* **RECORDS**:
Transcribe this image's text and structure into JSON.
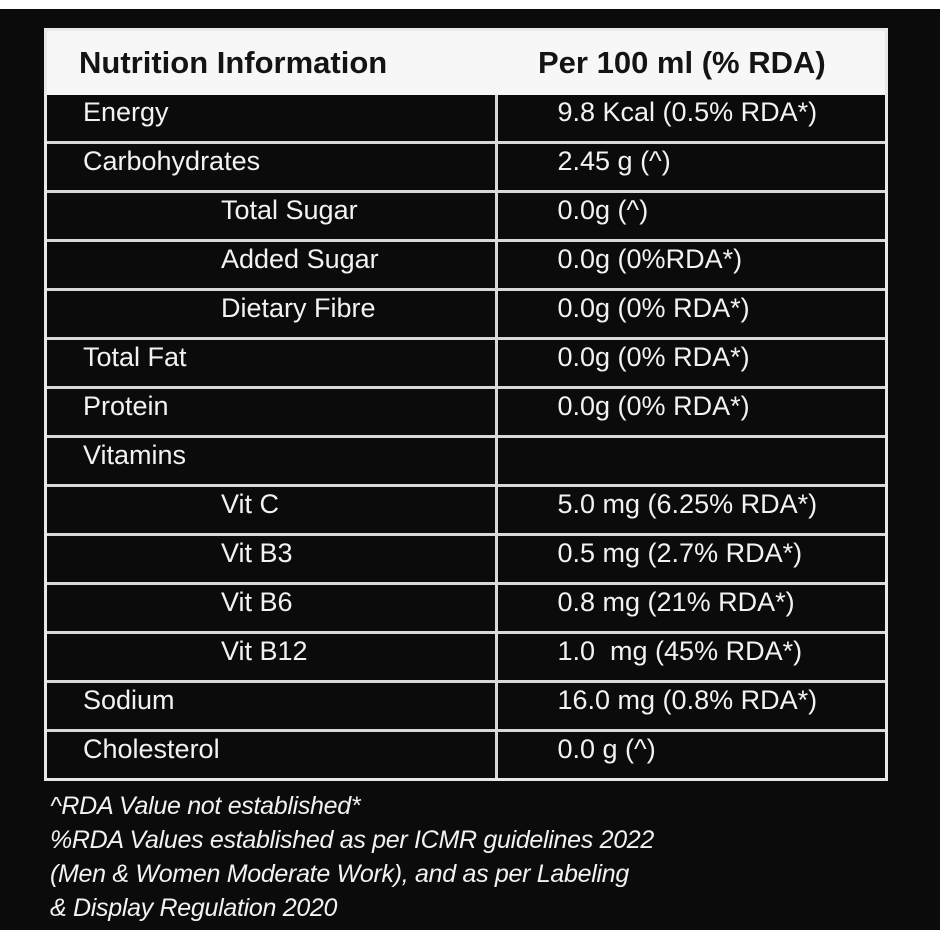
{
  "table": {
    "headers": {
      "nutrient": "Nutrition Information",
      "value": "Per 100 ml (% RDA)"
    },
    "rows": [
      {
        "name": "Energy",
        "value": "9.8 Kcal (0.5% RDA*)",
        "indent": false
      },
      {
        "name": "Carbohydrates",
        "value": "2.45 g (^)",
        "indent": false
      },
      {
        "name": "Total Sugar",
        "value": "0.0g (^)",
        "indent": true
      },
      {
        "name": "Added Sugar",
        "value": "0.0g (0%RDA*)",
        "indent": true
      },
      {
        "name": "Dietary Fibre",
        "value": "0.0g (0% RDA*)",
        "indent": true
      },
      {
        "name": "Total Fat",
        "value": "0.0g (0% RDA*)",
        "indent": false
      },
      {
        "name": "Protein",
        "value": "0.0g (0% RDA*)",
        "indent": false
      },
      {
        "name": "Vitamins",
        "value": "",
        "indent": false
      },
      {
        "name": "Vit C",
        "value": "5.0 mg (6.25% RDA*)",
        "indent": true
      },
      {
        "name": "Vit B3",
        "value": "0.5 mg (2.7% RDA*)",
        "indent": true
      },
      {
        "name": "Vit B6",
        "value": "0.8 mg (21% RDA*)",
        "indent": true
      },
      {
        "name": "Vit B12",
        "value": "1.0  mg (45% RDA*)",
        "indent": true
      },
      {
        "name": "Sodium",
        "value": "16.0 mg (0.8% RDA*)",
        "indent": false
      },
      {
        "name": "Cholesterol",
        "value": "0.0 g (^)",
        "indent": false
      }
    ]
  },
  "footnotes": [
    "^RDA Value not established*",
    "%RDA Values established as per ICMR guidelines 2022",
    "(Men & Women Moderate Work), and as per Labeling",
    "& Display Regulation 2020"
  ],
  "colors": {
    "background": "#0b0b0b",
    "header_bg": "#f7f7f7",
    "header_text": "#141414",
    "body_text": "#f2f2f2",
    "grid_lines": "#d9d9d9"
  }
}
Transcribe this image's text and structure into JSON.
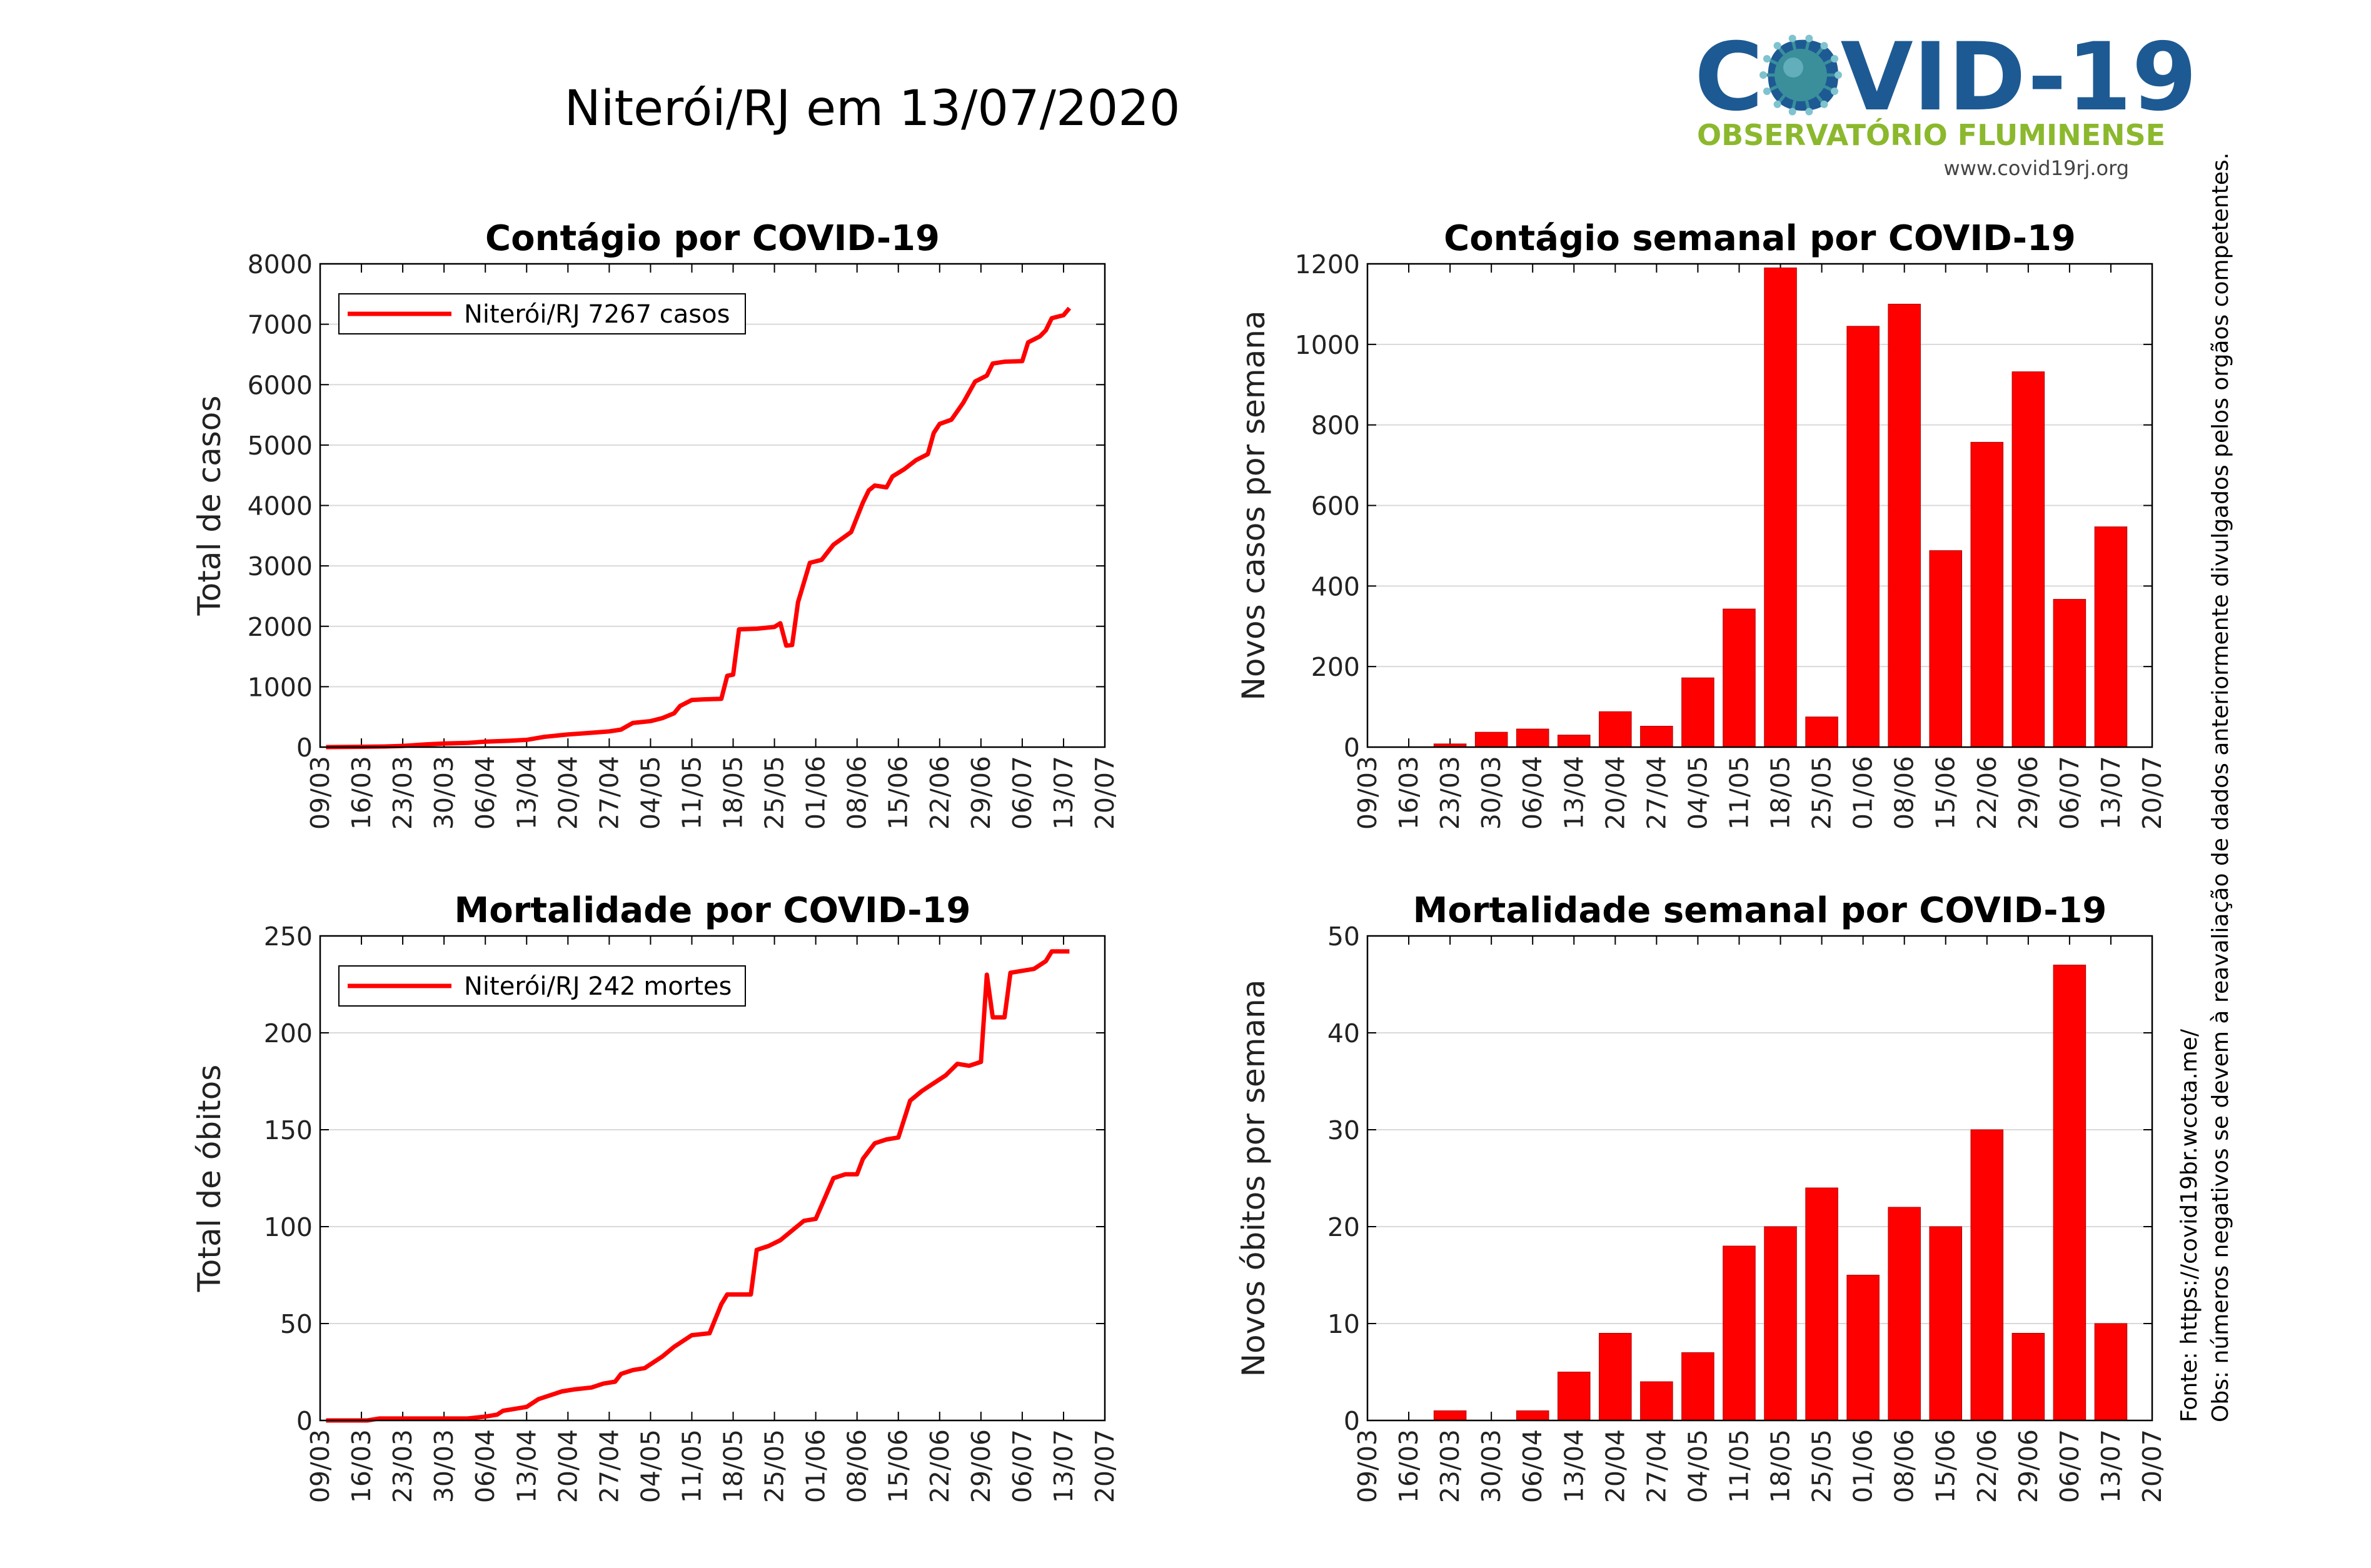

* **ABOUT THIS EXERCISE**: What is needed is an exact output of the records above, with every picture left out.

* **TASK RESULT**:
Transcribe this image's text and structure into JSON.
{
  "table": {
    "headers": {
      "nutrient": "Nutrition Information",
      "value": "Per 100 ml (% RDA)"
    },
    "rows": [
      {
        "name": "Energy",
        "value": "9.8 Kcal (0.5% RDA*)",
        "indent": false
      },
      {
        "name": "Carbohydrates",
        "value": "2.45 g (^)",
        "indent": false
      },
      {
        "name": "Total Sugar",
        "value": "0.0g (^)",
        "indent": true
      },
      {
        "name": "Added Sugar",
        "value": "0.0g (0%RDA*)",
        "indent": true
      },
      {
        "name": "Dietary Fibre",
        "value": "0.0g (0% RDA*)",
        "indent": true
      },
      {
        "name": "Total Fat",
        "value": "0.0g (0% RDA*)",
        "indent": false
      },
      {
        "name": "Protein",
        "value": "0.0g (0% RDA*)",
        "indent": false
      },
      {
        "name": "Vitamins",
        "value": "",
        "indent": false
      },
      {
        "name": "Vit C",
        "value": "5.0 mg (6.25% RDA*)",
        "indent": true
      },
      {
        "name": "Vit B3",
        "value": "0.5 mg (2.7% RDA*)",
        "indent": true
      },
      {
        "name": "Vit B6",
        "value": "0.8 mg (21% RDA*)",
        "indent": true
      },
      {
        "name": "Vit B12",
        "value": "1.0  mg (45% RDA*)",
        "indent": true
      },
      {
        "name": "Sodium",
        "value": "16.0 mg (0.8% RDA*)",
        "indent": false
      },
      {
        "name": "Cholesterol",
        "value": "0.0 g (^)",
        "indent": false
      }
    ]
  },
  "footnotes": [
    "^RDA Value not established*",
    "%RDA Values established as per ICMR guidelines 2022",
    "(Men & Women Moderate Work), and as per Labeling",
    "& Display Regulation 2020"
  ],
  "colors": {
    "background": "#0b0b0b",
    "header_bg": "#f7f7f7",
    "header_text": "#141414",
    "body_text": "#f2f2f2",
    "grid_lines": "#d9d9d9"
  }
}
Transcribe this image's text and structure into JSON.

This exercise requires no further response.